Task brief
Filter the entries for lines with the word "Suomen".

Working data
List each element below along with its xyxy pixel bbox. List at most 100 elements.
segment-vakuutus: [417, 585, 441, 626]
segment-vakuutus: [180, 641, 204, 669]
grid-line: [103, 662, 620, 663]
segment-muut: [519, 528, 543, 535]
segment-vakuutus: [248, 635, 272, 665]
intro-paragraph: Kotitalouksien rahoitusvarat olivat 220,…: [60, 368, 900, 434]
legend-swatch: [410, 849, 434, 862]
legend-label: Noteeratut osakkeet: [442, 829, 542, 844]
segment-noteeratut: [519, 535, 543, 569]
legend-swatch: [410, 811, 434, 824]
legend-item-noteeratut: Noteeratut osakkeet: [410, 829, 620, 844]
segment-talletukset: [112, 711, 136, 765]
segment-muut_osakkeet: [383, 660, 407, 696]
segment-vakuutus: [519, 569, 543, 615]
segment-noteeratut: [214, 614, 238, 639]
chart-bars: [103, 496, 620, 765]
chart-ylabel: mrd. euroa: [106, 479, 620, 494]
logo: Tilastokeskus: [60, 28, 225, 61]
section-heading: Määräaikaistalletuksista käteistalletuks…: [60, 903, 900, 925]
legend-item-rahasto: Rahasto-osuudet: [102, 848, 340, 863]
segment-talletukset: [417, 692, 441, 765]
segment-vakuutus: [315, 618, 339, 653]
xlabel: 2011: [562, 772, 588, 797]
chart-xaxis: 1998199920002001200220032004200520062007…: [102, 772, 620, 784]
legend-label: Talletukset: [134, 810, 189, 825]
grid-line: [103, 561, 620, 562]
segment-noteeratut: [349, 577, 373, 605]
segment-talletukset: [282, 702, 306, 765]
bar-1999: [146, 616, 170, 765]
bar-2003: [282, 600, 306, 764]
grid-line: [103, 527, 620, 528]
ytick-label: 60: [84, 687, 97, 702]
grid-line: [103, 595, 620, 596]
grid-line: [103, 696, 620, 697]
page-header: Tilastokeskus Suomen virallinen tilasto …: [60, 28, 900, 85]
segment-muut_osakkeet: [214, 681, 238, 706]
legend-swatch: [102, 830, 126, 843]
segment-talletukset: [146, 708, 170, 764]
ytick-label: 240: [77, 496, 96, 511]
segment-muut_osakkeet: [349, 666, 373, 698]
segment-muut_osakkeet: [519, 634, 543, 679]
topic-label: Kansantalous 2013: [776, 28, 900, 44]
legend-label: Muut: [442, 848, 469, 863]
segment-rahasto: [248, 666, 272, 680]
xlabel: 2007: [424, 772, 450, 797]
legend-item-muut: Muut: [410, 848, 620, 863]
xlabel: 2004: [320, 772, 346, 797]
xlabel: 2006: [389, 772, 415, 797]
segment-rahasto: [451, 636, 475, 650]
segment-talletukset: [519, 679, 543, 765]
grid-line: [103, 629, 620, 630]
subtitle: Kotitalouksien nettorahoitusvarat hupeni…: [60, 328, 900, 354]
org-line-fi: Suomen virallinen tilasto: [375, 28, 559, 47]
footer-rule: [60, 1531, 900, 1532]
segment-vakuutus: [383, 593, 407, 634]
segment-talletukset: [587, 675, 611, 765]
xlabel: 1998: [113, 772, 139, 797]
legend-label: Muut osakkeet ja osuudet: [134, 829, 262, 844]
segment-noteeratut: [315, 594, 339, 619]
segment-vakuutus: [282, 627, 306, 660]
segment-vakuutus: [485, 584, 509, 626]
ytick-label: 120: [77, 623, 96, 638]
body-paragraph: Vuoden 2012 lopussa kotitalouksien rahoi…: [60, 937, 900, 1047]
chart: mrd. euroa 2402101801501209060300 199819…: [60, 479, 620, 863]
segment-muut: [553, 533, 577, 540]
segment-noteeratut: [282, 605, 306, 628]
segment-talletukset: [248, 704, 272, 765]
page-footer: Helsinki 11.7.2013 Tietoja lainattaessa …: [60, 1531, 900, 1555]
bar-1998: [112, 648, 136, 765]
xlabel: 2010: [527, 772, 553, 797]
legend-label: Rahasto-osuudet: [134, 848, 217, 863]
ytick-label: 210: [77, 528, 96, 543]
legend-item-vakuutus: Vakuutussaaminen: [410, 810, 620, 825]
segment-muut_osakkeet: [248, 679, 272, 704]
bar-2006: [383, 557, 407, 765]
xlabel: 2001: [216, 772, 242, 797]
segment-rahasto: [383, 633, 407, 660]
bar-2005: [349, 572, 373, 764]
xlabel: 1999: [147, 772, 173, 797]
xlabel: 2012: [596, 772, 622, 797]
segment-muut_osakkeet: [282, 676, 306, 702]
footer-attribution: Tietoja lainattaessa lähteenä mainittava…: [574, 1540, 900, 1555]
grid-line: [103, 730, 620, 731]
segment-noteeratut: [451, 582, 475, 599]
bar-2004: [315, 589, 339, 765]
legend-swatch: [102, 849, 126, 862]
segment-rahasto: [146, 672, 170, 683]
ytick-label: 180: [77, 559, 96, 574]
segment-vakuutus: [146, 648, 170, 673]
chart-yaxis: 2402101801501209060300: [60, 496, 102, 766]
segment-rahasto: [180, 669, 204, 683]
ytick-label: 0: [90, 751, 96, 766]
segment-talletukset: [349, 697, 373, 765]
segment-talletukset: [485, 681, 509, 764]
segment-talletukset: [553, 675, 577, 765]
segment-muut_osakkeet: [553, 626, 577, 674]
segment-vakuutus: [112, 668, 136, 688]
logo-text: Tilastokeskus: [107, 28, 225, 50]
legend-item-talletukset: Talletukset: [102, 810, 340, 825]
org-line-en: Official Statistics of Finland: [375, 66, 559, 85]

Problem solution
page-header: Tilastokeskus Suomen virallinen tilasto …: [60, 28, 900, 85]
org-line-fi: Suomen virallinen tilasto: [375, 28, 559, 47]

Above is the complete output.